*EXERCISE AIM*
Every record must be written out once more, with nothing added or omitted.

[Dataset listings of figures]
# # # # # # #
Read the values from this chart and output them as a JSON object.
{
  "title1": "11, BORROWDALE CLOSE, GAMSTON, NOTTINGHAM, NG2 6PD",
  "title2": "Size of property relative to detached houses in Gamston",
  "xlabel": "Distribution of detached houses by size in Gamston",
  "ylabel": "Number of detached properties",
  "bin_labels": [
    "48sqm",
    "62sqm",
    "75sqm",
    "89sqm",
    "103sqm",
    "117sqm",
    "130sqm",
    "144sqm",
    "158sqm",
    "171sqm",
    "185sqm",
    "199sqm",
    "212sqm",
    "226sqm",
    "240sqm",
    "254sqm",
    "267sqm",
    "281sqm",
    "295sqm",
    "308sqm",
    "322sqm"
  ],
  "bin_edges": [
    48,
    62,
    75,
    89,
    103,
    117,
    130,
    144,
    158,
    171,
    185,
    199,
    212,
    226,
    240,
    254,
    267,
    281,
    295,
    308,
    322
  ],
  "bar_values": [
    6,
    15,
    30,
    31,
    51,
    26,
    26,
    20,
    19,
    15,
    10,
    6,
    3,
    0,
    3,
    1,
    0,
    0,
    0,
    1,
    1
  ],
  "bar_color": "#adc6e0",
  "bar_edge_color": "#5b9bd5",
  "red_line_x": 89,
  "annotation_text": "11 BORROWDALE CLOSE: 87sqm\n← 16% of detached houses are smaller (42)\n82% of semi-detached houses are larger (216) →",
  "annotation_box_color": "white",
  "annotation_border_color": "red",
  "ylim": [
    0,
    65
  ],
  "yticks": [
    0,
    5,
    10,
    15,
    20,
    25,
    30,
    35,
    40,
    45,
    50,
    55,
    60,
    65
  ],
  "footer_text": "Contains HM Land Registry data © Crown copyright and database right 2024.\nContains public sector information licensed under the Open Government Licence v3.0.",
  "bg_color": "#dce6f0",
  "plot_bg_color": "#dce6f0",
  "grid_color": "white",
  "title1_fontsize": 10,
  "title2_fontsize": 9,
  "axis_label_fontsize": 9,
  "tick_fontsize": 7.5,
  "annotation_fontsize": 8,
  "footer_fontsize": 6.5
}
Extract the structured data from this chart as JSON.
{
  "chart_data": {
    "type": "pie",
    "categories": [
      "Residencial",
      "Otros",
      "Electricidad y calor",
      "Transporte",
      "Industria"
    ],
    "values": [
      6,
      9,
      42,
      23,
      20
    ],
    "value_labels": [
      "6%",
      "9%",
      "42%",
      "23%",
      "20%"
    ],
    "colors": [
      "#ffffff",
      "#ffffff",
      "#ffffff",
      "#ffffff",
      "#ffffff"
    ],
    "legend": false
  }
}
# # # # # # #
*WRITTEN ANSWER*
Read the values from this chart and output them as a JSON object.
{
  "title1": "11, BORROWDALE CLOSE, GAMSTON, NOTTINGHAM, NG2 6PD",
  "title2": "Size of property relative to detached houses in Gamston",
  "xlabel": "Distribution of detached houses by size in Gamston",
  "ylabel": "Number of detached properties",
  "bin_labels": [
    "48sqm",
    "62sqm",
    "75sqm",
    "89sqm",
    "103sqm",
    "117sqm",
    "130sqm",
    "144sqm",
    "158sqm",
    "171sqm",
    "185sqm",
    "199sqm",
    "212sqm",
    "226sqm",
    "240sqm",
    "254sqm",
    "267sqm",
    "281sqm",
    "295sqm",
    "308sqm",
    "322sqm"
  ],
  "bin_edges": [
    48,
    62,
    75,
    89,
    103,
    117,
    130,
    144,
    158,
    171,
    185,
    199,
    212,
    226,
    240,
    254,
    267,
    281,
    295,
    308,
    322
  ],
  "bar_values": [
    6,
    15,
    30,
    31,
    51,
    26,
    26,
    20,
    19,
    15,
    10,
    6,
    3,
    0,
    3,
    1,
    0,
    0,
    0,
    1,
    1
  ],
  "bar_color": "#adc6e0",
  "bar_edge_color": "#5b9bd5",
  "red_line_x": 89,
  "annotation_text": "11 BORROWDALE CLOSE: 87sqm\n← 16% of detached houses are smaller (42)\n82% of semi-detached houses are larger (216) →",
  "annotation_box_color": "white",
  "annotation_border_color": "red",
  "ylim": [
    0,
    65
  ],
  "yticks": [
    0,
    5,
    10,
    15,
    20,
    25,
    30,
    35,
    40,
    45,
    50,
    55,
    60,
    65
  ],
  "footer_text": "Contains HM Land Registry data © Crown copyright and database right 2024.\nContains public sector information licensed under the Open Government Licence v3.0.",
  "bg_color": "#dce6f0",
  "plot_bg_color": "#dce6f0",
  "grid_color": "white",
  "title1_fontsize": 10,
  "title2_fontsize": 9,
  "axis_label_fontsize": 9,
  "tick_fontsize": 7.5,
  "annotation_fontsize": 8,
  "footer_fontsize": 6.5
}
Extract the structured data from this chart as JSON.
{
  "chart_data": {
    "type": "pie",
    "categories": [
      "Residencial",
      "Otros",
      "Electricidad y calor",
      "Transporte",
      "Industria"
    ],
    "values": [
      6,
      9,
      42,
      23,
      20
    ],
    "value_labels": [
      "6%",
      "9%",
      "42%",
      "23%",
      "20%"
    ],
    "colors": [
      "#ffffff",
      "#ffffff",
      "#ffffff",
      "#ffffff",
      "#ffffff"
    ],
    "legend": false
  }
}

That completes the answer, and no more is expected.